## Request
Scan the following material for the string "other" and copy each line in which it appears.

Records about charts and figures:
+---+

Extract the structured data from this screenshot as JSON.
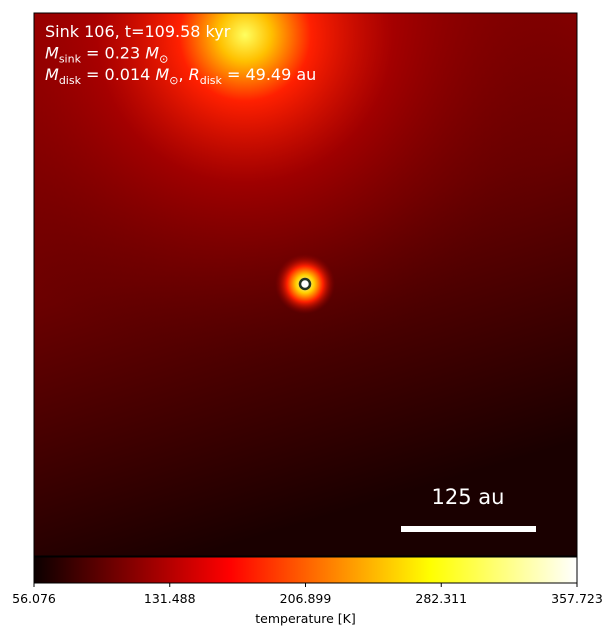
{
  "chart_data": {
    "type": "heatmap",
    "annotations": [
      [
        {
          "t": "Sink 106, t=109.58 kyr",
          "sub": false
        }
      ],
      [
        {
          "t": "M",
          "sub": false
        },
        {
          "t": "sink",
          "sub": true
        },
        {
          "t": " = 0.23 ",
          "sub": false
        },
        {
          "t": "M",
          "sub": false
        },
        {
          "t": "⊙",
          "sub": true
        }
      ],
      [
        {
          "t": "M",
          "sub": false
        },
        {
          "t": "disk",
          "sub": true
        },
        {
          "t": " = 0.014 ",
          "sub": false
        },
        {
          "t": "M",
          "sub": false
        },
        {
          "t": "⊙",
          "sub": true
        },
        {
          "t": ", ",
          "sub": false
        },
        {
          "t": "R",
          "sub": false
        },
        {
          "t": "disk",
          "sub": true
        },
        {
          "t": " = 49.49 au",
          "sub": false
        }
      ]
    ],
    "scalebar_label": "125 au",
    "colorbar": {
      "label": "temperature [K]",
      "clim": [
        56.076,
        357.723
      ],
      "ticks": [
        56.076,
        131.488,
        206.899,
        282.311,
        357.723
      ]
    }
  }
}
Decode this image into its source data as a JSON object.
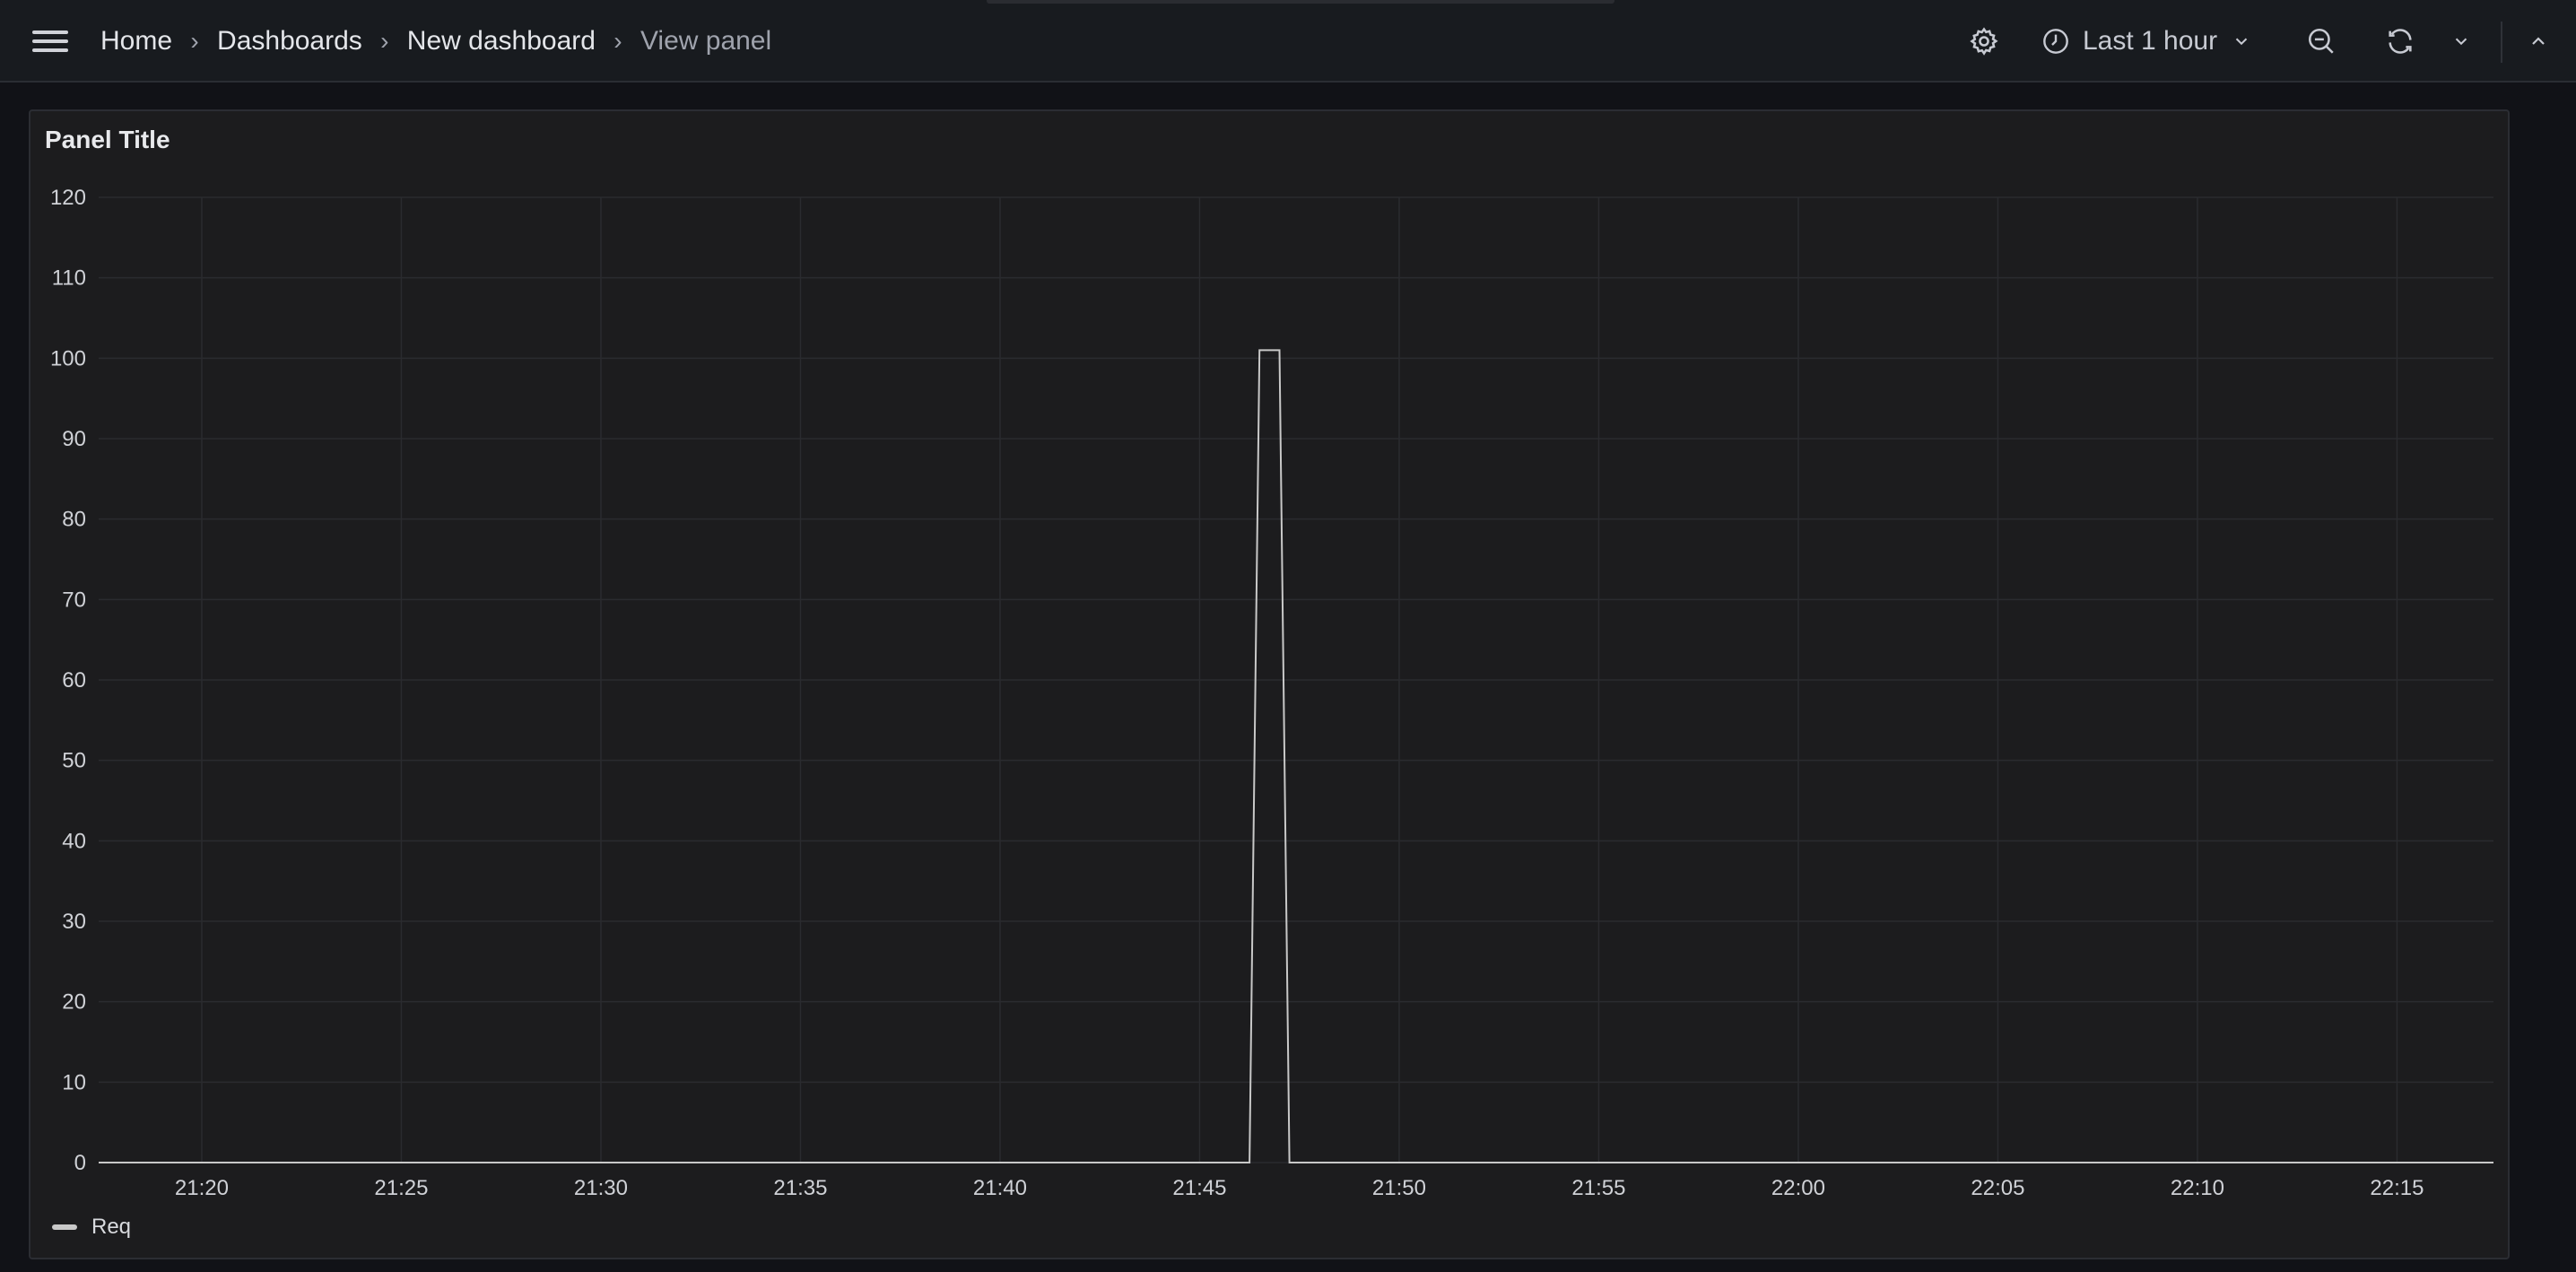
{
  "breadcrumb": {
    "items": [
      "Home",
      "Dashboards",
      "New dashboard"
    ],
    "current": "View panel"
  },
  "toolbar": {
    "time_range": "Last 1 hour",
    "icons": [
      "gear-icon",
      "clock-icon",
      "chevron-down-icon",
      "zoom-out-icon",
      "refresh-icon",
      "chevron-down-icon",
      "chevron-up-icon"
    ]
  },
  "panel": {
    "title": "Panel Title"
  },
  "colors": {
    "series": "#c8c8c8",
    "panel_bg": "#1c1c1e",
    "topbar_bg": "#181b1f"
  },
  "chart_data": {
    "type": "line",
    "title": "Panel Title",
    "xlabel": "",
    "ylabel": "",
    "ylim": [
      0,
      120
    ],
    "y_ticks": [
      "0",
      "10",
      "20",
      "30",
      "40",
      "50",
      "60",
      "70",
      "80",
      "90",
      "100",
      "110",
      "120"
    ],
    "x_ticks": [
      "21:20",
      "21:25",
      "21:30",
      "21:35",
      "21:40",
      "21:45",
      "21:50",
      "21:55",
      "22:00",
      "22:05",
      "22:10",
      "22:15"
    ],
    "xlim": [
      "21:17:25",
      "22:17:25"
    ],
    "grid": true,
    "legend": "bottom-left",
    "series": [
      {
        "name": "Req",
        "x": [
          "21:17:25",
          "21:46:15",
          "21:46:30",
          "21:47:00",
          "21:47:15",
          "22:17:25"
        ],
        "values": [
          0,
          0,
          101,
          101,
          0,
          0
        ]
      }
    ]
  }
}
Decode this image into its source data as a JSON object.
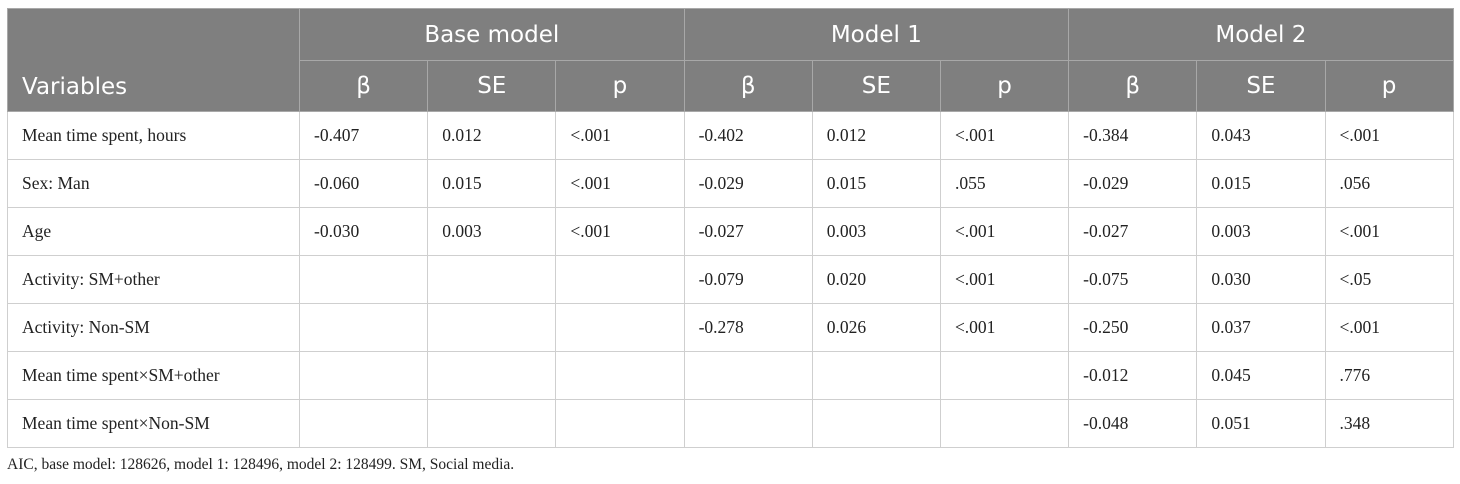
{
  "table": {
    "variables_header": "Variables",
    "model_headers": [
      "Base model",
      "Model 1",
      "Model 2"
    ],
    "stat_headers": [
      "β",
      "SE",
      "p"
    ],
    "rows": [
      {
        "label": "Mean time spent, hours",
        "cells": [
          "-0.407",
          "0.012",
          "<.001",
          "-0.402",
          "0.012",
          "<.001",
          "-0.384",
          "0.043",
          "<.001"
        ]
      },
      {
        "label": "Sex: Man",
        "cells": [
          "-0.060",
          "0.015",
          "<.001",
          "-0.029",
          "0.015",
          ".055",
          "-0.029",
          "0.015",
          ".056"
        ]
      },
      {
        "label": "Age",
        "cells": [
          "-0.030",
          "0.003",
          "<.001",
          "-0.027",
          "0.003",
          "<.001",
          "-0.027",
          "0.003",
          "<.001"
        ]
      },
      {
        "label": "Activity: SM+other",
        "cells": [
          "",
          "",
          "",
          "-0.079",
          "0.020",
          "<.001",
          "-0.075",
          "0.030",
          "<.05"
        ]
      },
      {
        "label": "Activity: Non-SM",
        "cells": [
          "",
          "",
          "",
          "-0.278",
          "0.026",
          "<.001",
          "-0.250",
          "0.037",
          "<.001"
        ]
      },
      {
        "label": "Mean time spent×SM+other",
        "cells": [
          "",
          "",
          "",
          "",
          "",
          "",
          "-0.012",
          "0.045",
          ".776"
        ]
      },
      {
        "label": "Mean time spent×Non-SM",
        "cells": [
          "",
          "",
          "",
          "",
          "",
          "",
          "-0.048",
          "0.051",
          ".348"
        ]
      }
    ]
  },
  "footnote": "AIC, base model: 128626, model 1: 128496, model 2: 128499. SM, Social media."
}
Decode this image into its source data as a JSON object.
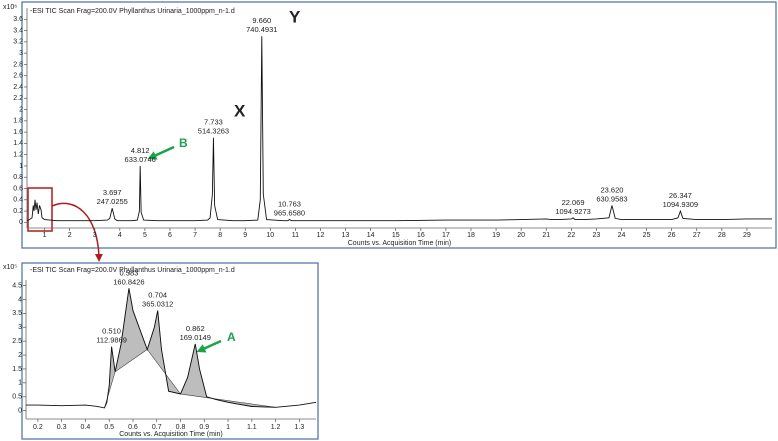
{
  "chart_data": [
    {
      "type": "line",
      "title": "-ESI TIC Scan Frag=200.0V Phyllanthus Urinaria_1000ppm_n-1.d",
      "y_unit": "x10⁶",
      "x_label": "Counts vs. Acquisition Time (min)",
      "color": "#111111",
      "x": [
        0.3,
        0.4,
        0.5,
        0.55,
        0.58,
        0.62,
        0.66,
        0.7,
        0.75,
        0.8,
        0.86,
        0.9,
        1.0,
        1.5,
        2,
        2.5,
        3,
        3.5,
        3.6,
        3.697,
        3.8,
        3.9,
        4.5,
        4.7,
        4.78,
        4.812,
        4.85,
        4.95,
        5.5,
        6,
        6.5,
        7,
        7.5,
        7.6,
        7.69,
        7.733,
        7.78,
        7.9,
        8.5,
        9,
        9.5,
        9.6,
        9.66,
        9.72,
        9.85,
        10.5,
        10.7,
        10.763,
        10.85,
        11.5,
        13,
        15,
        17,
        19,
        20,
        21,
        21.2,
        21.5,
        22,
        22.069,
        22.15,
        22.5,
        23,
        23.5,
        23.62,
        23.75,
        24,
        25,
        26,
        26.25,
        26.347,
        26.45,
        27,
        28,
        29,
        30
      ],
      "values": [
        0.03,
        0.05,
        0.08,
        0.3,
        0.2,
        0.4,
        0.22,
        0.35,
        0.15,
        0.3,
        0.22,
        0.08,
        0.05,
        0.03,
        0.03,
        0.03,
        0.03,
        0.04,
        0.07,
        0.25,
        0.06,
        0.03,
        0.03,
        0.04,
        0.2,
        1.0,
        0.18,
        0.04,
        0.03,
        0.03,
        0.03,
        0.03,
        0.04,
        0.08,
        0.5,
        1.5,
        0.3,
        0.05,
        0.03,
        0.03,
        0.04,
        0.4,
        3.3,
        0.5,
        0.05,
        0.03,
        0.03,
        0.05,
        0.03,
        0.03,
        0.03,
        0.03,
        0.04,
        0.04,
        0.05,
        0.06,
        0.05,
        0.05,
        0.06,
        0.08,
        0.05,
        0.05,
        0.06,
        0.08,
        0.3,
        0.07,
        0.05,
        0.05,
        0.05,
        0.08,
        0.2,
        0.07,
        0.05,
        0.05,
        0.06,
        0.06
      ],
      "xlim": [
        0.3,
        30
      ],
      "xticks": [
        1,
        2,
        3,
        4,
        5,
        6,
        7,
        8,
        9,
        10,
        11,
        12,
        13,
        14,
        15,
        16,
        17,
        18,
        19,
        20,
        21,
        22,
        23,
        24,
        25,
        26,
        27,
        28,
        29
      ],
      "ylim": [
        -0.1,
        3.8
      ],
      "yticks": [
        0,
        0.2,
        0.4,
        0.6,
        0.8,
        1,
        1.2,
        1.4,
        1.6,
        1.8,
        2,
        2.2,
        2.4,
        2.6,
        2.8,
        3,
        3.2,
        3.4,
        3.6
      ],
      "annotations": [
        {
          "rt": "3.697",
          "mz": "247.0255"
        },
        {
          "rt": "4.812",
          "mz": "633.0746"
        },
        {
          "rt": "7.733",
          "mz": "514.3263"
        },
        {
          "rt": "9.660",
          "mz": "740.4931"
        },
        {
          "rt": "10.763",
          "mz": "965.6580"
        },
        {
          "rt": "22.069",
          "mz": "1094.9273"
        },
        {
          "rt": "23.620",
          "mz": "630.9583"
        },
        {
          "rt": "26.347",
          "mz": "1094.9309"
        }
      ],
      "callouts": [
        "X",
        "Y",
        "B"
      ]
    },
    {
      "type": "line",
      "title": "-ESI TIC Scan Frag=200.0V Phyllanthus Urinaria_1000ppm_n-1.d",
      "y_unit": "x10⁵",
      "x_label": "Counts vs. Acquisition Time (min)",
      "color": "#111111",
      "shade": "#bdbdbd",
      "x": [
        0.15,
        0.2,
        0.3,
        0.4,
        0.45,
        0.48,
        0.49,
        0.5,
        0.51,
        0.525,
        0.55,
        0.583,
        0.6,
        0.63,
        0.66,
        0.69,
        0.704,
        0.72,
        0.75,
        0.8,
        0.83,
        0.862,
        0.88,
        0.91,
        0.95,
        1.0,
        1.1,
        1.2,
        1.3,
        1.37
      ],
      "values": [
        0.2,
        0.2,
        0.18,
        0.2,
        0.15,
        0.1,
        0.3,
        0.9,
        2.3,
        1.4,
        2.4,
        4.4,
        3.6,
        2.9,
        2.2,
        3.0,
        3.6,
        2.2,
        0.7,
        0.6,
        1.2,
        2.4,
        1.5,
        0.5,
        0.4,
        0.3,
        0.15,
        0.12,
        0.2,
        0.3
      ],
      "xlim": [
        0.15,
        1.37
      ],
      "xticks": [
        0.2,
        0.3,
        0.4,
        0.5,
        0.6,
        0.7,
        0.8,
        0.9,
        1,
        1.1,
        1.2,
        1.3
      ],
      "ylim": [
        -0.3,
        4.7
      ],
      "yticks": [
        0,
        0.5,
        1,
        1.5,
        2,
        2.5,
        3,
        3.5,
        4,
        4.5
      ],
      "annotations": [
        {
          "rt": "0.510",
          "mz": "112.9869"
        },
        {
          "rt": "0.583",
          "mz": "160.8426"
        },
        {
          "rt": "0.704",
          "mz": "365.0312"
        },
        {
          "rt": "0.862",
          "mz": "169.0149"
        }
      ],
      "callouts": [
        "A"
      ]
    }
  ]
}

+---+

## Response to the task
        "label": "Activity: SM+other",
        "label": "Mean time spent×SM+other",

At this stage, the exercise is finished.